### Objective
Count the lines in the entries below that contain the string "Medicaſtor", matching case exactly. Reply with the number only.

### Records to process
** START **

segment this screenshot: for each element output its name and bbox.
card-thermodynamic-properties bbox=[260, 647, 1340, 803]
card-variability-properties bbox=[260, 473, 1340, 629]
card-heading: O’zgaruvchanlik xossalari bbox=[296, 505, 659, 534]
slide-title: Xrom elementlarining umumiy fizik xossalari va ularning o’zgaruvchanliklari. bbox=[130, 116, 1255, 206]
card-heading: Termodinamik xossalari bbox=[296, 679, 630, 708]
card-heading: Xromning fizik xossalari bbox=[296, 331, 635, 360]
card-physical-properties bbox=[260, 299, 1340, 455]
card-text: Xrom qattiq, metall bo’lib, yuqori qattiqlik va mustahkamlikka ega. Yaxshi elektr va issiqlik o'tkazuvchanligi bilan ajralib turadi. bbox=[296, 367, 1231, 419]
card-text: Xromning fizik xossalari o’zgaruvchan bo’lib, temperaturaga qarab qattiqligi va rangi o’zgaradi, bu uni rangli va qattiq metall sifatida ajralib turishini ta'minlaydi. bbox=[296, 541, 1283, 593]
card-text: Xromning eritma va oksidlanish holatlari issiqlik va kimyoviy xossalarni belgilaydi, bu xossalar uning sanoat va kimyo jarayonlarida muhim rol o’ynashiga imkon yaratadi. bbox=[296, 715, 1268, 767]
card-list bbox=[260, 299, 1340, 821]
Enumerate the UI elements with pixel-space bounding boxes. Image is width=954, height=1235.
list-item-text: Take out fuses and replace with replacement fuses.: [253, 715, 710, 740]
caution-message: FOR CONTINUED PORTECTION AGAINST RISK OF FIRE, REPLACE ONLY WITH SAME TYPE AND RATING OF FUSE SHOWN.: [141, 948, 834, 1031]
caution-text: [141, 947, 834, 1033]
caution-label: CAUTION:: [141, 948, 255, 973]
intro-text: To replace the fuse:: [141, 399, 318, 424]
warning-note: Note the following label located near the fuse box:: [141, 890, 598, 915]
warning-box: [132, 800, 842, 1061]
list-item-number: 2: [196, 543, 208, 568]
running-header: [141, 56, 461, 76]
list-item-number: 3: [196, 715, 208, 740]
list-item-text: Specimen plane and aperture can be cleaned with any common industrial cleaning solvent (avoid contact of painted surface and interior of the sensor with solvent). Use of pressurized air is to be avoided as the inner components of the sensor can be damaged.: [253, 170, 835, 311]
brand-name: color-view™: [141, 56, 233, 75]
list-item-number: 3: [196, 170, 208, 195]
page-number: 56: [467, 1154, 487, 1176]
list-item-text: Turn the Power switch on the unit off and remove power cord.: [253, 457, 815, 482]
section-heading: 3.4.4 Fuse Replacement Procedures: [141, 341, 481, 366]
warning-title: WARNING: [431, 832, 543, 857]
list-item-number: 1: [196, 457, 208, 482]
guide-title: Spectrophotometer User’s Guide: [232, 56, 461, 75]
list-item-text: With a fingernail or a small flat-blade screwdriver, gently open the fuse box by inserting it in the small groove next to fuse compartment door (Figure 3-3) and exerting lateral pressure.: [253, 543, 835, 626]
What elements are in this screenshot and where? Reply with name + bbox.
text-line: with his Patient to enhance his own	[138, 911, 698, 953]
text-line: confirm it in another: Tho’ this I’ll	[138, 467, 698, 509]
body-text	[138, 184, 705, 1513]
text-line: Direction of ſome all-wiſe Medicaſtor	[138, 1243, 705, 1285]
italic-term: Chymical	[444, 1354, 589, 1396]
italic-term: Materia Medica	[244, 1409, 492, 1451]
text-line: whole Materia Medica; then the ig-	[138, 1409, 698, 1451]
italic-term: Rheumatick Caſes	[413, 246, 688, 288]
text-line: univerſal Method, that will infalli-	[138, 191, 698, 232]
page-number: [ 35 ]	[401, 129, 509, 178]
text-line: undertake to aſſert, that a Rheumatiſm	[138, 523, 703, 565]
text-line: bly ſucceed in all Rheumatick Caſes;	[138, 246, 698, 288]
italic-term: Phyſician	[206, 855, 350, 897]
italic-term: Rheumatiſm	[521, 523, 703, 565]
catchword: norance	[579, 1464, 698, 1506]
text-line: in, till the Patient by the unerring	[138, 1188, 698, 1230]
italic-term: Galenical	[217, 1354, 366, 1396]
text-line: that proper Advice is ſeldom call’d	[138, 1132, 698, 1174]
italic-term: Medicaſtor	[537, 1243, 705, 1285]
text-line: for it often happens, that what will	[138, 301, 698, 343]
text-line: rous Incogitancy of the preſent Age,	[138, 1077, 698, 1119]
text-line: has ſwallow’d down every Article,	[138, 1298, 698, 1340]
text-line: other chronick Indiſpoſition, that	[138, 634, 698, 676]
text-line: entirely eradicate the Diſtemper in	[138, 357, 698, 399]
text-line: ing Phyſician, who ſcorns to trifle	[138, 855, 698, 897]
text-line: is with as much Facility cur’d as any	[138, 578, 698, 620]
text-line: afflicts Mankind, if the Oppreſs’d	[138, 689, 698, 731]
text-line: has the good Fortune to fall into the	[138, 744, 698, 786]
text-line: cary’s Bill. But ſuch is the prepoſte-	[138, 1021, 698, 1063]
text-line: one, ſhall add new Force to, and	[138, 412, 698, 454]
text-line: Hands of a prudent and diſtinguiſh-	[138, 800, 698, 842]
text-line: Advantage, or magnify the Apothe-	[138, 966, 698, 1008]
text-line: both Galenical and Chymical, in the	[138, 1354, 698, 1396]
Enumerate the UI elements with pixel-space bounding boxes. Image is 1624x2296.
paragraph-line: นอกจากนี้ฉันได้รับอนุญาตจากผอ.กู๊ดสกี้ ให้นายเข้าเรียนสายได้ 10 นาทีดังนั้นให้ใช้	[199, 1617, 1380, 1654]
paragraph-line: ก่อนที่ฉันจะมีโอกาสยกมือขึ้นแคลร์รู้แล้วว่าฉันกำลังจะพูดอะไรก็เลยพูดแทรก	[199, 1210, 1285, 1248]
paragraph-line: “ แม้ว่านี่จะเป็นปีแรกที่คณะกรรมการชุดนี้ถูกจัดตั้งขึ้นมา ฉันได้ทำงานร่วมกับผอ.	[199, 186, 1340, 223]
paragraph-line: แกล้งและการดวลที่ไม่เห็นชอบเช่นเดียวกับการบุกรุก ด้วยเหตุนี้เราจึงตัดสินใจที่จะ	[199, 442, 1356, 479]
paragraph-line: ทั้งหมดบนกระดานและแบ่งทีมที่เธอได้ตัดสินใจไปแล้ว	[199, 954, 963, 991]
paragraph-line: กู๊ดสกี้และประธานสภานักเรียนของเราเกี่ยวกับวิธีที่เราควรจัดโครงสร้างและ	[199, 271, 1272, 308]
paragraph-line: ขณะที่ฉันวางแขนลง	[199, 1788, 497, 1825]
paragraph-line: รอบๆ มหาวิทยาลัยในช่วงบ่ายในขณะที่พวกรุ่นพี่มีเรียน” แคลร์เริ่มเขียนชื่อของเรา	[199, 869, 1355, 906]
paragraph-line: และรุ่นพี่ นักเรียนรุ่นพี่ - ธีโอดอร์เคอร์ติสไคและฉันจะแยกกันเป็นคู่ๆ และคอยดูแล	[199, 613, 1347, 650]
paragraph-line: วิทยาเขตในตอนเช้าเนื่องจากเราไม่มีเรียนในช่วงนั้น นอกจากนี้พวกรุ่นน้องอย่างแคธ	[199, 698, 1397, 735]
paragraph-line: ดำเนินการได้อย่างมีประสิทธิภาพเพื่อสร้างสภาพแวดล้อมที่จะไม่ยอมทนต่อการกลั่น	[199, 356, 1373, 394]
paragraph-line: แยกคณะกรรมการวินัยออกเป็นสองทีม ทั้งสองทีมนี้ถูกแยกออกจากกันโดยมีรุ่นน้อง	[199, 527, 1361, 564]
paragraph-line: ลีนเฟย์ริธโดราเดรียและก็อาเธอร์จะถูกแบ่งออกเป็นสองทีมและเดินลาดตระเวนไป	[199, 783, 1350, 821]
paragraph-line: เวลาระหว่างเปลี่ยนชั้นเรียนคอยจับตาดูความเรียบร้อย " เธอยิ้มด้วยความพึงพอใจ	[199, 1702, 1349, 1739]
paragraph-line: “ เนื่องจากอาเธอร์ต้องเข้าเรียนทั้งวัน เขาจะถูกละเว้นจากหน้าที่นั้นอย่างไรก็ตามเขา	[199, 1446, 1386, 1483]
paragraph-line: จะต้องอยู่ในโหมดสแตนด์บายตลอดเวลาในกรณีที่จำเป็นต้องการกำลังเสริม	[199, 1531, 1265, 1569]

** END **

### Result of this task
2